> [DATA SHOWN]
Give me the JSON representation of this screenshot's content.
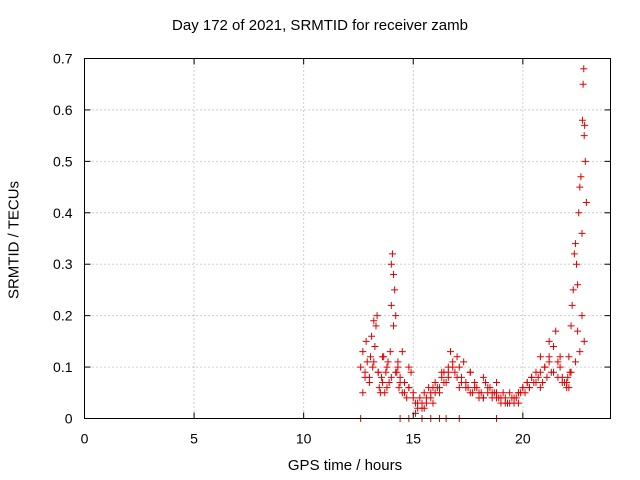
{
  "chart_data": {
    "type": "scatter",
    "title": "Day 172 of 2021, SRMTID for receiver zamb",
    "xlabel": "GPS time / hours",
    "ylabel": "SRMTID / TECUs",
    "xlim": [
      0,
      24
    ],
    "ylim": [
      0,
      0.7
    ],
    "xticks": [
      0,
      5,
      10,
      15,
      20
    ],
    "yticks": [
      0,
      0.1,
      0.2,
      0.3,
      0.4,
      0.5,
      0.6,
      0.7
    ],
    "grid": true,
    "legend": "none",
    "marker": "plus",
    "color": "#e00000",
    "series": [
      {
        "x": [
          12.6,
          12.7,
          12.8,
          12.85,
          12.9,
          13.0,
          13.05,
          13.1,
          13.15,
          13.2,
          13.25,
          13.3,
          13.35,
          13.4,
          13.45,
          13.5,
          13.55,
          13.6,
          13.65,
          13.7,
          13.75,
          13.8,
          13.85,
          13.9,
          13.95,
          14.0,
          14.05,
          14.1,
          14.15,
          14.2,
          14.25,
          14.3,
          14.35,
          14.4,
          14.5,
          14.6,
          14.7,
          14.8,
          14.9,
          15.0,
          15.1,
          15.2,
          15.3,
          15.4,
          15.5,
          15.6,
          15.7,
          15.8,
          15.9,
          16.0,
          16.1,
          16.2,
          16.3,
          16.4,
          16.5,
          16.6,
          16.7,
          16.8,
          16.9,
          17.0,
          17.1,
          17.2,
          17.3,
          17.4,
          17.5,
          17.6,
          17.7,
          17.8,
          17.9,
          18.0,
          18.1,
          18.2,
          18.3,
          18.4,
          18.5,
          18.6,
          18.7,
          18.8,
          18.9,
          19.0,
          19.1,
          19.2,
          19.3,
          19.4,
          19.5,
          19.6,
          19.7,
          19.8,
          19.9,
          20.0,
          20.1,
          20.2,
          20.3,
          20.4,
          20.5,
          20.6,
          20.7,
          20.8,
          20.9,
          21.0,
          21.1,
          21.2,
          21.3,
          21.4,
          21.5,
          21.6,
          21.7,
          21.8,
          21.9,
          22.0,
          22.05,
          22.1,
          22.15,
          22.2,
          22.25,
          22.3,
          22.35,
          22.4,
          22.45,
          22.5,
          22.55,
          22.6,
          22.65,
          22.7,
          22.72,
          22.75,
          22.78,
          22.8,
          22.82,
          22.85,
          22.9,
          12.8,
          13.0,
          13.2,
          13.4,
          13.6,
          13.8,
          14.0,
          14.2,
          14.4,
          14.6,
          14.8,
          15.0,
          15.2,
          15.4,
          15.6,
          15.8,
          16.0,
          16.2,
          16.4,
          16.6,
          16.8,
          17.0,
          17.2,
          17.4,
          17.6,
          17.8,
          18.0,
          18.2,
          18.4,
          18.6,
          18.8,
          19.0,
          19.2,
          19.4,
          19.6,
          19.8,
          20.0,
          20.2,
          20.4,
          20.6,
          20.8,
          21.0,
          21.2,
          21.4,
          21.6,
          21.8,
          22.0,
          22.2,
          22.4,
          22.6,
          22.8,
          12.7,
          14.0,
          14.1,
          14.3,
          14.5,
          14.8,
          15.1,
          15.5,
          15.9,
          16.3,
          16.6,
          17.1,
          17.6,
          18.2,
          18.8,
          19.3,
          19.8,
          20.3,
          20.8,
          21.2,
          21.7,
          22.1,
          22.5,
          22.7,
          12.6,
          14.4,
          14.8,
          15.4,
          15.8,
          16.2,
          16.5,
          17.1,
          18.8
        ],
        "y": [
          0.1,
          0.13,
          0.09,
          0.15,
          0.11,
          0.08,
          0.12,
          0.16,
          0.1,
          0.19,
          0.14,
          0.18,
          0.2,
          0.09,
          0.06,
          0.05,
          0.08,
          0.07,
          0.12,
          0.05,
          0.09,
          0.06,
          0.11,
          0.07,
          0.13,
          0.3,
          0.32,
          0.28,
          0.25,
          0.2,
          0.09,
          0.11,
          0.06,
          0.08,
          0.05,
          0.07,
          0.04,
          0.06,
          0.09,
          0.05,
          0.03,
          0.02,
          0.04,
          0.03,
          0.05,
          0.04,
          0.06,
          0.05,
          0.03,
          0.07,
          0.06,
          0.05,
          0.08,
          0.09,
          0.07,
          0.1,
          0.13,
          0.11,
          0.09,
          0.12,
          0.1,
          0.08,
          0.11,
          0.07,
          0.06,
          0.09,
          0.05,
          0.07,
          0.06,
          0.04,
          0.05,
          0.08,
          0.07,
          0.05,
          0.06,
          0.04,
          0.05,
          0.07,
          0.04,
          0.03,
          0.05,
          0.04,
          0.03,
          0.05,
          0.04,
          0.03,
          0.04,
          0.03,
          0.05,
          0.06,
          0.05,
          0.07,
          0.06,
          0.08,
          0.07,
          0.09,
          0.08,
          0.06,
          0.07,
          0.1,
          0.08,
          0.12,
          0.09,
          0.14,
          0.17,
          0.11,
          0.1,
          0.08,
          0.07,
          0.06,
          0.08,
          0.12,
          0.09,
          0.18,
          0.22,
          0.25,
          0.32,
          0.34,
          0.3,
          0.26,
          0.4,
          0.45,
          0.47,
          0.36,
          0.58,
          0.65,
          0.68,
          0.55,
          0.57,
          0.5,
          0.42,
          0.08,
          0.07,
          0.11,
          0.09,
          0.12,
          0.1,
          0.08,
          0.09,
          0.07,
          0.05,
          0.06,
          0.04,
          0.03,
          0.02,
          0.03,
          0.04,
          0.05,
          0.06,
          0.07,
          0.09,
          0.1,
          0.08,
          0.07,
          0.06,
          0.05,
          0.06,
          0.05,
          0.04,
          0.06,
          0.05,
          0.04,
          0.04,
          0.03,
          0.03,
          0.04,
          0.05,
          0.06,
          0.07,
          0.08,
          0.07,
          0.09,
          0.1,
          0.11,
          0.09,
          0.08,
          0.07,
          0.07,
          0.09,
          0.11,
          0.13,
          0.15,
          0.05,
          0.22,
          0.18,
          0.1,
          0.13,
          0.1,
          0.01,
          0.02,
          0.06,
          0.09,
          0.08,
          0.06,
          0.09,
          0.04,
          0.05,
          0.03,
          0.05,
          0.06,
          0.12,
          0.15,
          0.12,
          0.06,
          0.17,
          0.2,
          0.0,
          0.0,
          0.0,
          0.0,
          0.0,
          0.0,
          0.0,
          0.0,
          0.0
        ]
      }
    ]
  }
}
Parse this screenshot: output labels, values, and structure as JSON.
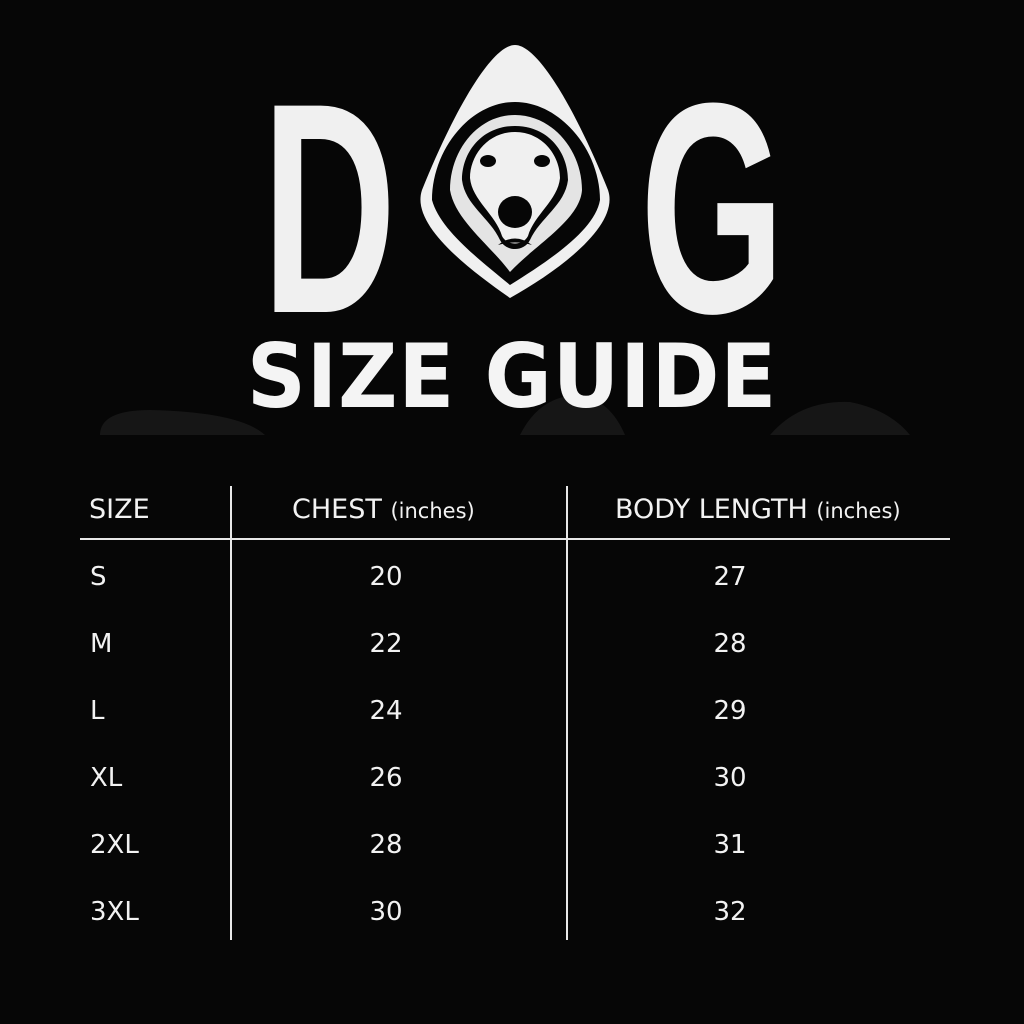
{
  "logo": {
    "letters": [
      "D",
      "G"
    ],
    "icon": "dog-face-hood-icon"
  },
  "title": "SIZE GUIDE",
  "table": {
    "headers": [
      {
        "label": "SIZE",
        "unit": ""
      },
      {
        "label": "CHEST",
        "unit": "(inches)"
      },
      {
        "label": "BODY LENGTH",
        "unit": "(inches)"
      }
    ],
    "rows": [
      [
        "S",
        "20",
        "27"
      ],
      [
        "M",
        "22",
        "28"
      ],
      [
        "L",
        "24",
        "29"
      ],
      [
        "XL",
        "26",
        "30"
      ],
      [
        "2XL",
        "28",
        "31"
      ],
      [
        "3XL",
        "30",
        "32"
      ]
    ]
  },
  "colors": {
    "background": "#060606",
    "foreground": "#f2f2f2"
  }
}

> [PROBLEM TO WORK ON]
Only what runs from the line containing "Parse this screenshot: output" through the end of the entries above should be extracted, exactly and without pictures.

> [WRITTEN RESPONSE]
Parse this screenshot: output labels, values, and structure as JSON.
{
  "logo": {
    "letters": [
      "D",
      "G"
    ],
    "icon": "dog-face-hood-icon"
  },
  "title": "SIZE GUIDE",
  "table": {
    "headers": [
      {
        "label": "SIZE",
        "unit": ""
      },
      {
        "label": "CHEST",
        "unit": "(inches)"
      },
      {
        "label": "BODY LENGTH",
        "unit": "(inches)"
      }
    ],
    "rows": [
      [
        "S",
        "20",
        "27"
      ],
      [
        "M",
        "22",
        "28"
      ],
      [
        "L",
        "24",
        "29"
      ],
      [
        "XL",
        "26",
        "30"
      ],
      [
        "2XL",
        "28",
        "31"
      ],
      [
        "3XL",
        "30",
        "32"
      ]
    ]
  },
  "colors": {
    "background": "#060606",
    "foreground": "#f2f2f2"
  }
}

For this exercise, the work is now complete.